▸ **Brief a**
Print the entries below without changes, beginning at the first line of the entries and stopping after the line that contains "Point [136, 469, 159, 483]".

▸ **Text shown**
This is reflected in the spending of CDBG funds for the fiscal 2022, as 47 percent was allocated for housing rehabilitation and demolitions. Projects include 11 units of rehabilitation, one accessible ramp, and four buildings demolished.

For fiscal 2022 and the U.S. Department of Housing and Urban Development (HUD) Year 2021, the city was given about $1.34 million and 53 percent was spent on housing rehabilitations and demolitions.

Participants also voted housing rehabilitation and demolition as having the largest impact on the community last year.

The Department of Community Development receives these funds from HUD annually. It is intended to provide decent, safe, and sanitary housing, provide a suitable living environment and expand economic opportunities that primarily benefit low and moderate-income residents.

Every year, the department accepts proposals for public service projects. Applications are available starting at the beginning of November and the first week of January.

Eligible CDBG activities must be used to provide a benefit for low and moderate-income persons, prevent or eliminate conditions of slum and blight, or meet an urgent community need that threatens the health and welfare of residents and where there's no other source of funding available.

In Pittsfield, eligible areas of CDBG investment are the Morningside and West Side neighborhoods.

For fiscal 2022, 21 percent of the funds are allocated for public facilities, 18 percent for public services, and 14 percent for economic development. Projects include the Fenn Street homeless shelter, sidewalk improvements, technical assistance funds for nine small businesses, and funding for 15 public service programs.

During the hearing, community members also gave feedback on specific areas of need in the two eligible neighborhoods. In Morningside, the areas of Morningside Community School and Tyler Street/Dalton Avenue were flagged for needing improvements.

▸ **Brief b**
Carry on the text about Pittsfield's CDBG funding from the point where it stops.

▸ **Records provided**
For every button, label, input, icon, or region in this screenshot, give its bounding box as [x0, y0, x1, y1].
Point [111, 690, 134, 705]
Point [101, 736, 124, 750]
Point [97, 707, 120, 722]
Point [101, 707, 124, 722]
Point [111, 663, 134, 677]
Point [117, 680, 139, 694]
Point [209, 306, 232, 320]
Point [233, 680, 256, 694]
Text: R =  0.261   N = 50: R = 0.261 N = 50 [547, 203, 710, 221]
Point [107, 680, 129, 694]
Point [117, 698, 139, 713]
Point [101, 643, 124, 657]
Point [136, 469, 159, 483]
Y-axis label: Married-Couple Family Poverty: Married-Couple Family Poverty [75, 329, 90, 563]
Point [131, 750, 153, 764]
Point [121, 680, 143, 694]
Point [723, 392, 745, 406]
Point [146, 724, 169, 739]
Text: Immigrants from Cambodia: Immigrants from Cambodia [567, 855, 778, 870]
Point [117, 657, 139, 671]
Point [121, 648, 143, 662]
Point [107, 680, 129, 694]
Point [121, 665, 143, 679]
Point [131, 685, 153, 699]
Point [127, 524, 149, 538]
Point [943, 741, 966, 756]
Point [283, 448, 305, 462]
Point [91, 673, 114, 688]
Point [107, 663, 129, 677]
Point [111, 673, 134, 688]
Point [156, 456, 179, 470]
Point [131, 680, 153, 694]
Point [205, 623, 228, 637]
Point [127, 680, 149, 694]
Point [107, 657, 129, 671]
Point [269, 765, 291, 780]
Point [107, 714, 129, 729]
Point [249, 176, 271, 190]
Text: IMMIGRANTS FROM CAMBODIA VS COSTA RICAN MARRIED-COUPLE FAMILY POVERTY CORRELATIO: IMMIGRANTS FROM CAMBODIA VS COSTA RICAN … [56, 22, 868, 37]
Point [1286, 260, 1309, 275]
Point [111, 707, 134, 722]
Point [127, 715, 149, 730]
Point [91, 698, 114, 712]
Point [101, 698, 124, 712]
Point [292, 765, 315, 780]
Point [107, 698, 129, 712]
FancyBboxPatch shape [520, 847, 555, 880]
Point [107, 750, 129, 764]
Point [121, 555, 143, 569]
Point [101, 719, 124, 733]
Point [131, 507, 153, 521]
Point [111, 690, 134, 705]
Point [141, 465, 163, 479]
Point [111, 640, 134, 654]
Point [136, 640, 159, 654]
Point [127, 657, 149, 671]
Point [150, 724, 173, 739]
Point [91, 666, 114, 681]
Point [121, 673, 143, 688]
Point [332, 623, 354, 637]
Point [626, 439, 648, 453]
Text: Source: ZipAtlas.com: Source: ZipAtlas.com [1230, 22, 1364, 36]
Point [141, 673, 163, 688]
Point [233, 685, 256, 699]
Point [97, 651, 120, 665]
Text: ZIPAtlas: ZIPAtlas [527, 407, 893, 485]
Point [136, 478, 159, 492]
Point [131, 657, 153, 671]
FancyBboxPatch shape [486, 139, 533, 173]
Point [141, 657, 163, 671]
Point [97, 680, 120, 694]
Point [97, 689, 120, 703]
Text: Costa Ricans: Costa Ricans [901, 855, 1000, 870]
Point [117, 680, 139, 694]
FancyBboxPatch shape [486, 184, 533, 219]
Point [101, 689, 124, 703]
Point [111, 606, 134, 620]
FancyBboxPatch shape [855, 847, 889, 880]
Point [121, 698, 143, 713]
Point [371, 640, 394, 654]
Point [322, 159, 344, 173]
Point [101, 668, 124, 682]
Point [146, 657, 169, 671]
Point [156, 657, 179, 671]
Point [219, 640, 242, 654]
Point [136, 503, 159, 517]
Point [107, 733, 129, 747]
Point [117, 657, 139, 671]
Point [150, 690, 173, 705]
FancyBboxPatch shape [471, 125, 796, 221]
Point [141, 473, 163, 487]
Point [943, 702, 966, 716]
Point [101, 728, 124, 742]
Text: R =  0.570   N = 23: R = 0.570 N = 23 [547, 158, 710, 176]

▸ **Task result a**
For every button, label, input, icon, or region in this screenshot, give its bounding box as [x0, y0, x1, y1].
Point [111, 690, 134, 705]
Point [101, 736, 124, 750]
Point [97, 707, 120, 722]
Point [101, 707, 124, 722]
Point [111, 663, 134, 677]
Point [117, 680, 139, 694]
Point [209, 306, 232, 320]
Point [233, 680, 256, 694]
Text: R =  0.261   N = 50: R = 0.261 N = 50 [547, 203, 710, 221]
Point [107, 680, 129, 694]
Point [117, 698, 139, 713]
Point [101, 643, 124, 657]
Point [136, 469, 159, 483]

▸ **Task result b**
Participants flagged areas all over the entirety of the Westside.

"I would like to see some more money spent on sidewalks in the West Side initiative area, rehabilitations done, housing and demolitions," Ward 7 Councilor Anthony Maffuccio said.

Improved facilities and services for city parks were also called for.

"One of the things that I think would be useful is developing easier ways for pedestrians to access all the different parks that are in the neighborhoods," Resident Kamaar Taliaferro said.

"It can be kind of hard crossing Tyler Street with a bunch of kids and sometimes is a little bit intimidating of a walk to go from near Morningside to The Common with a group of kids as well."

For the next steps, data from this meeting will be compiled into a draft plan that will be available on the city’s website on April 26.  

Per federal guidelines, the public has 30 days to comment on that plan with the period running from April 27 to May 26. During this time the public can provide comments to the Department of Community Development.

Director of Community Development Justine Dodds can be contacted at jdodds@cityofpittsfield.org as well as Housing Specialist and Fair Housing Officer Henide Harvender at hharvender@cityofpittsfield.org.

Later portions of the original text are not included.